Supplied records:
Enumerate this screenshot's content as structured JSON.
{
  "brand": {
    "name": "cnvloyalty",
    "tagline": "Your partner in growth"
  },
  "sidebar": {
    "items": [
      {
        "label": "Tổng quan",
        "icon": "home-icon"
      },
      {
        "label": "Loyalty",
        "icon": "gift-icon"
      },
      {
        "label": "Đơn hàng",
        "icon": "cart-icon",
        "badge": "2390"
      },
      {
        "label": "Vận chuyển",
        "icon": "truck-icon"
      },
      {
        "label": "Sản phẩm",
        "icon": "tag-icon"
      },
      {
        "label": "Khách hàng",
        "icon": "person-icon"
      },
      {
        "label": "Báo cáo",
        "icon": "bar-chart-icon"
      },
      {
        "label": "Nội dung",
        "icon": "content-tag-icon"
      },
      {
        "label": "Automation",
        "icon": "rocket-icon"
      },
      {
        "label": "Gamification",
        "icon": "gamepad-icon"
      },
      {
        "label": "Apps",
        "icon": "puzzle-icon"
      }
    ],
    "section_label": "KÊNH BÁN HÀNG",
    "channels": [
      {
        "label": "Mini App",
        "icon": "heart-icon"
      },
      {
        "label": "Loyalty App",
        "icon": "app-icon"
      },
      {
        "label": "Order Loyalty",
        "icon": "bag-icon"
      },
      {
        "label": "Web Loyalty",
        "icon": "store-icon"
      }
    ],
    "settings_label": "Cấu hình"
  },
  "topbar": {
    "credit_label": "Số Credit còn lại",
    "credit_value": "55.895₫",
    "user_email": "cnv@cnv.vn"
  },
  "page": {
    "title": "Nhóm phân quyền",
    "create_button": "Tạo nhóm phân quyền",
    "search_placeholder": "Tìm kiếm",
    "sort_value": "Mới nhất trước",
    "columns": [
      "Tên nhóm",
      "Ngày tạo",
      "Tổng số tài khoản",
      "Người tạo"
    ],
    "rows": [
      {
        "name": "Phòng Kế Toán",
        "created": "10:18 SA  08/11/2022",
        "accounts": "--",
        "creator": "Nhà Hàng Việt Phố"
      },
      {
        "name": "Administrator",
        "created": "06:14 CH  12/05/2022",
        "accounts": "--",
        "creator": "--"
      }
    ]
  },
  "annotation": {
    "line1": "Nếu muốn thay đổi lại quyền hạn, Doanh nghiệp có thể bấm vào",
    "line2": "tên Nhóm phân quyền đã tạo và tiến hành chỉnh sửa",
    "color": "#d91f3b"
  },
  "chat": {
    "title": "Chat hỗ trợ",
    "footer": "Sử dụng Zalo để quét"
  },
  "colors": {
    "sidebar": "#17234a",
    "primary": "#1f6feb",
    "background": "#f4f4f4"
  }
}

Your instructions:
Output all records verbatim.

Finished exercise:
Enumerate this screenshot's content as structured JSON.
{
  "brand": {
    "name": "cnvloyalty",
    "tagline": "Your partner in growth"
  },
  "sidebar": {
    "items": [
      {
        "label": "Tổng quan",
        "icon": "home-icon"
      },
      {
        "label": "Loyalty",
        "icon": "gift-icon"
      },
      {
        "label": "Đơn hàng",
        "icon": "cart-icon",
        "badge": "2390"
      },
      {
        "label": "Vận chuyển",
        "icon": "truck-icon"
      },
      {
        "label": "Sản phẩm",
        "icon": "tag-icon"
      },
      {
        "label": "Khách hàng",
        "icon": "person-icon"
      },
      {
        "label": "Báo cáo",
        "icon": "bar-chart-icon"
      },
      {
        "label": "Nội dung",
        "icon": "content-tag-icon"
      },
      {
        "label": "Automation",
        "icon": "rocket-icon"
      },
      {
        "label": "Gamification",
        "icon": "gamepad-icon"
      },
      {
        "label": "Apps",
        "icon": "puzzle-icon"
      }
    ],
    "section_label": "KÊNH BÁN HÀNG",
    "channels": [
      {
        "label": "Mini App",
        "icon": "heart-icon"
      },
      {
        "label": "Loyalty App",
        "icon": "app-icon"
      },
      {
        "label": "Order Loyalty",
        "icon": "bag-icon"
      },
      {
        "label": "Web Loyalty",
        "icon": "store-icon"
      }
    ],
    "settings_label": "Cấu hình"
  },
  "topbar": {
    "credit_label": "Số Credit còn lại",
    "credit_value": "55.895₫",
    "user_email": "cnv@cnv.vn"
  },
  "page": {
    "title": "Nhóm phân quyền",
    "create_button": "Tạo nhóm phân quyền",
    "search_placeholder": "Tìm kiếm",
    "sort_value": "Mới nhất trước",
    "columns": [
      "Tên nhóm",
      "Ngày tạo",
      "Tổng số tài khoản",
      "Người tạo"
    ],
    "rows": [
      {
        "name": "Phòng Kế Toán",
        "created": "10:18 SA  08/11/2022",
        "accounts": "--",
        "creator": "Nhà Hàng Việt Phố"
      },
      {
        "name": "Administrator",
        "created": "06:14 CH  12/05/2022",
        "accounts": "--",
        "creator": "--"
      }
    ]
  },
  "annotation": {
    "line1": "Nếu muốn thay đổi lại quyền hạn, Doanh nghiệp có thể bấm vào",
    "line2": "tên Nhóm phân quyền đã tạo và tiến hành chỉnh sửa",
    "color": "#d91f3b"
  },
  "chat": {
    "title": "Chat hỗ trợ",
    "footer": "Sử dụng Zalo để quét"
  },
  "colors": {
    "sidebar": "#17234a",
    "primary": "#1f6feb",
    "background": "#f4f4f4"
  }
}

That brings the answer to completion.